[Excerpts from a figure dataset]
┏━━

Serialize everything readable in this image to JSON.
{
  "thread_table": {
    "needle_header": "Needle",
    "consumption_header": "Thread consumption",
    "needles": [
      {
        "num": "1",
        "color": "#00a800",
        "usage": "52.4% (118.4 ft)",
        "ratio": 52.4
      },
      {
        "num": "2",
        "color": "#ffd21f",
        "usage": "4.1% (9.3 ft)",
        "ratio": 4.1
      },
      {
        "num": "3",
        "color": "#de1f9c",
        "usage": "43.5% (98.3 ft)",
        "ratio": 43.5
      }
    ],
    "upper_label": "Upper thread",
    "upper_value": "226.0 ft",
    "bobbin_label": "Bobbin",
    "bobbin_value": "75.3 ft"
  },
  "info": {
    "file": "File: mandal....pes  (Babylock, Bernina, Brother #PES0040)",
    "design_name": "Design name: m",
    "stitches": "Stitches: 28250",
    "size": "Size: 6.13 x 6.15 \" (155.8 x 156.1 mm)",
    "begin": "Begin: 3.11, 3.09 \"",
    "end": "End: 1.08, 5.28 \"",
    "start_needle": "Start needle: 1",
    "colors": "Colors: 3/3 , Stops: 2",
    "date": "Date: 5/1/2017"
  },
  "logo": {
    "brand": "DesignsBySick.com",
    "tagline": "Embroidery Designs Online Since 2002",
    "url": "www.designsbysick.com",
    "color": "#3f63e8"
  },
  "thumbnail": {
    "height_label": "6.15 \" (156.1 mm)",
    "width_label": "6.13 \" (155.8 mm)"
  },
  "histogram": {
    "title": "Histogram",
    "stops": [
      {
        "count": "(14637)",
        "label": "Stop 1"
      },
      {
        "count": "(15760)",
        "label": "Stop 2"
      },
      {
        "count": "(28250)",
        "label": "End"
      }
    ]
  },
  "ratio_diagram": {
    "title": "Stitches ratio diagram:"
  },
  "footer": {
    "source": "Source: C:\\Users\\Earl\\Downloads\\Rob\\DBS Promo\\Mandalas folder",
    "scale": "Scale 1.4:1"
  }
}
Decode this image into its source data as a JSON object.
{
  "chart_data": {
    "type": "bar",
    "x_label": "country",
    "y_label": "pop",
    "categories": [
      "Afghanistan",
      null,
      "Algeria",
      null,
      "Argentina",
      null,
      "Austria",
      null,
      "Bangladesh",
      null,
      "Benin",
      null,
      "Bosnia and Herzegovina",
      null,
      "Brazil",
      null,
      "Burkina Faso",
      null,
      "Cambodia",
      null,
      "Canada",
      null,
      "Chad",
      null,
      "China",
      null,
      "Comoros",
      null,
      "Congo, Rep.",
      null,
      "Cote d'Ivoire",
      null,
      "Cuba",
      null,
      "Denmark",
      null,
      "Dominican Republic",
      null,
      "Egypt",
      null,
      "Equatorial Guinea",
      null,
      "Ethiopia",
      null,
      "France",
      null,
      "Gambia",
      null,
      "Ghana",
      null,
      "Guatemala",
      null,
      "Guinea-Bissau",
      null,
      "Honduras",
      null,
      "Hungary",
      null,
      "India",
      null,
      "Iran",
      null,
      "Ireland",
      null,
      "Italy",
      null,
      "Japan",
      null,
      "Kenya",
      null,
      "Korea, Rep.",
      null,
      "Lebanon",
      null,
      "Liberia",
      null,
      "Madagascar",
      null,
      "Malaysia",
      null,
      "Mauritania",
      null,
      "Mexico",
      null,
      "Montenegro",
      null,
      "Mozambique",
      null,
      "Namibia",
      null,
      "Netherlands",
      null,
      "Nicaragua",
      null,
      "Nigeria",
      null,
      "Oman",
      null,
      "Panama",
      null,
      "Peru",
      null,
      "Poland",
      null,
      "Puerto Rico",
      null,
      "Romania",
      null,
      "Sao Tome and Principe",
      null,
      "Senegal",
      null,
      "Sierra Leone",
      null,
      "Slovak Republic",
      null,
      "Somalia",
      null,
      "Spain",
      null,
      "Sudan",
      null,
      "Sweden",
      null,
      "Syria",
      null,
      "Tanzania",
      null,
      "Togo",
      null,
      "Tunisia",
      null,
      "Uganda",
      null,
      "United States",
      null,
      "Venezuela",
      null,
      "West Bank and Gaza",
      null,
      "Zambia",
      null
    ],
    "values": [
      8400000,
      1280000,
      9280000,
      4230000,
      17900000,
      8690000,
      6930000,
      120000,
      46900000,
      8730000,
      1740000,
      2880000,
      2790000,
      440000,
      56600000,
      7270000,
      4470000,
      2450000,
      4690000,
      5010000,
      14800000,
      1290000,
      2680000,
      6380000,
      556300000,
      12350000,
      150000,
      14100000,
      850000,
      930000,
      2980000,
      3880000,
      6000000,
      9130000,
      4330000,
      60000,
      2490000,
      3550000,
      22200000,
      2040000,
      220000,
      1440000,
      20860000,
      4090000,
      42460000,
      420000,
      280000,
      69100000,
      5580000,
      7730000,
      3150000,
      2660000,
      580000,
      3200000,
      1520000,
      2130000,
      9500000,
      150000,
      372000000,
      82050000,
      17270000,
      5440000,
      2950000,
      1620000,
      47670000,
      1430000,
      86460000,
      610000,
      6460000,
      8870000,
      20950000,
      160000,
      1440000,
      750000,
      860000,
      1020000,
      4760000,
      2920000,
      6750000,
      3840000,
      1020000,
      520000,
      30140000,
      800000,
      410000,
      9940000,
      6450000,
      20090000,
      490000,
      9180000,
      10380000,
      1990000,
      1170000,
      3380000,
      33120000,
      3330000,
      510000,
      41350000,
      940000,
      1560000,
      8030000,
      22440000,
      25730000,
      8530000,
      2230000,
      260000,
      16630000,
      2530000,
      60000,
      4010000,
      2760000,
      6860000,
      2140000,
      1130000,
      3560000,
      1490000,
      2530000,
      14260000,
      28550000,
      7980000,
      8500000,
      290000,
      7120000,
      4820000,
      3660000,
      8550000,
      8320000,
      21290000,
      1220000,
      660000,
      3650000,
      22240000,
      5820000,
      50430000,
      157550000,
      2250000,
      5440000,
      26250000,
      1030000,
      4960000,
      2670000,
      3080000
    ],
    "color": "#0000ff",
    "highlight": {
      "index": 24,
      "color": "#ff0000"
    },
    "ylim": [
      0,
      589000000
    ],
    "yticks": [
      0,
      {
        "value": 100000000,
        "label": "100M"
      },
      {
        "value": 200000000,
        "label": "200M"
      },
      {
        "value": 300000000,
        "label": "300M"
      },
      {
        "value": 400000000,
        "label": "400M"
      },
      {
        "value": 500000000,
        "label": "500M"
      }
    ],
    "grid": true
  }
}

┗━━

# WORK TO DO
Find all lines with "Republic" in them and copy each one.

# TASK RESPONSE
      "Dominican Republic",
      "Slovak Republic",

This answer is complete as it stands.